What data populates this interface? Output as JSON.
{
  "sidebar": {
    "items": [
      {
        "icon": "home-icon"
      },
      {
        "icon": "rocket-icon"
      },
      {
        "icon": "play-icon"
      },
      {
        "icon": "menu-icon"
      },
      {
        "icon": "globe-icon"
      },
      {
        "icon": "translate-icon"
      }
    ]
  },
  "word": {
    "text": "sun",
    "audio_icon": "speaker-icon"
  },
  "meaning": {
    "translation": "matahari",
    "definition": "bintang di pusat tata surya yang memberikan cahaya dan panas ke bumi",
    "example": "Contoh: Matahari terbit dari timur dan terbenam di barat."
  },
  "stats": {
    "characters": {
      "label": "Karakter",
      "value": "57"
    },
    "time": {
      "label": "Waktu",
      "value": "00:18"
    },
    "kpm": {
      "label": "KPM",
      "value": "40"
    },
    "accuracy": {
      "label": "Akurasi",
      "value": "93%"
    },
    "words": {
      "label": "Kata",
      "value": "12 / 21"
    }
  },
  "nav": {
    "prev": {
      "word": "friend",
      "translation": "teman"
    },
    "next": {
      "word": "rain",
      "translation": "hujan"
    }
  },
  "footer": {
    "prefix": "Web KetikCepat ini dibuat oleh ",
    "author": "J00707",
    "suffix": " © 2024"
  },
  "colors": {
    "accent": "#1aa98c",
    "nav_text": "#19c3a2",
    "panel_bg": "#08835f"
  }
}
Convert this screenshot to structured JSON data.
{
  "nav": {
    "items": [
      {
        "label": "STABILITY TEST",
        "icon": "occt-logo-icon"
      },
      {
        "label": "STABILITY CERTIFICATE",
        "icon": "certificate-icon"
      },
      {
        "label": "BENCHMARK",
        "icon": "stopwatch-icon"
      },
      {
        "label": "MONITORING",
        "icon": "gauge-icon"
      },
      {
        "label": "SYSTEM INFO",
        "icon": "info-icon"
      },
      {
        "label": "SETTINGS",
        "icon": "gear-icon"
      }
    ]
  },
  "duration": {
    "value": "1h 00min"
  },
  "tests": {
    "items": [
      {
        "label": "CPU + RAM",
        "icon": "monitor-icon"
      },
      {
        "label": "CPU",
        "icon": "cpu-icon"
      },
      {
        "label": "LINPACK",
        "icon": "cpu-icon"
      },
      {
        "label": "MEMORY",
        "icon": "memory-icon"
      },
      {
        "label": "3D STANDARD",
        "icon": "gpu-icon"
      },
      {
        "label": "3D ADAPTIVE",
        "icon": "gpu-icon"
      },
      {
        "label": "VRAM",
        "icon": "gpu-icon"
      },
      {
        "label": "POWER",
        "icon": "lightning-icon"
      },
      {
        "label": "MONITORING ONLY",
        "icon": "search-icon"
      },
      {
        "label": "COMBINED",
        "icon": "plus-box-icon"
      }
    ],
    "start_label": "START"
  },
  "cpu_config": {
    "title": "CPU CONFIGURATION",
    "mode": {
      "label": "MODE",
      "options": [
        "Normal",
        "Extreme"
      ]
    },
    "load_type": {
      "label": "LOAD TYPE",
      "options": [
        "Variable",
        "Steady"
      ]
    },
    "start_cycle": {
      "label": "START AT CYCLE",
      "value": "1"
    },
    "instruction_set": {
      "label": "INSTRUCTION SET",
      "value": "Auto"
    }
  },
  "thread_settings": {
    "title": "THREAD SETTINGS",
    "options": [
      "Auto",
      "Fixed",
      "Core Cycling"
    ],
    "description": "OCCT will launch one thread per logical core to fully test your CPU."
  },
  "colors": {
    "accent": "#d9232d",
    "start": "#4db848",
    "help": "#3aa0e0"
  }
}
★ ★ ★ ★ ★
Copy down every line of the entries containing the word "this".

What data populates this interface? Output as JSON.
Convert this screenshot to structured JSON data.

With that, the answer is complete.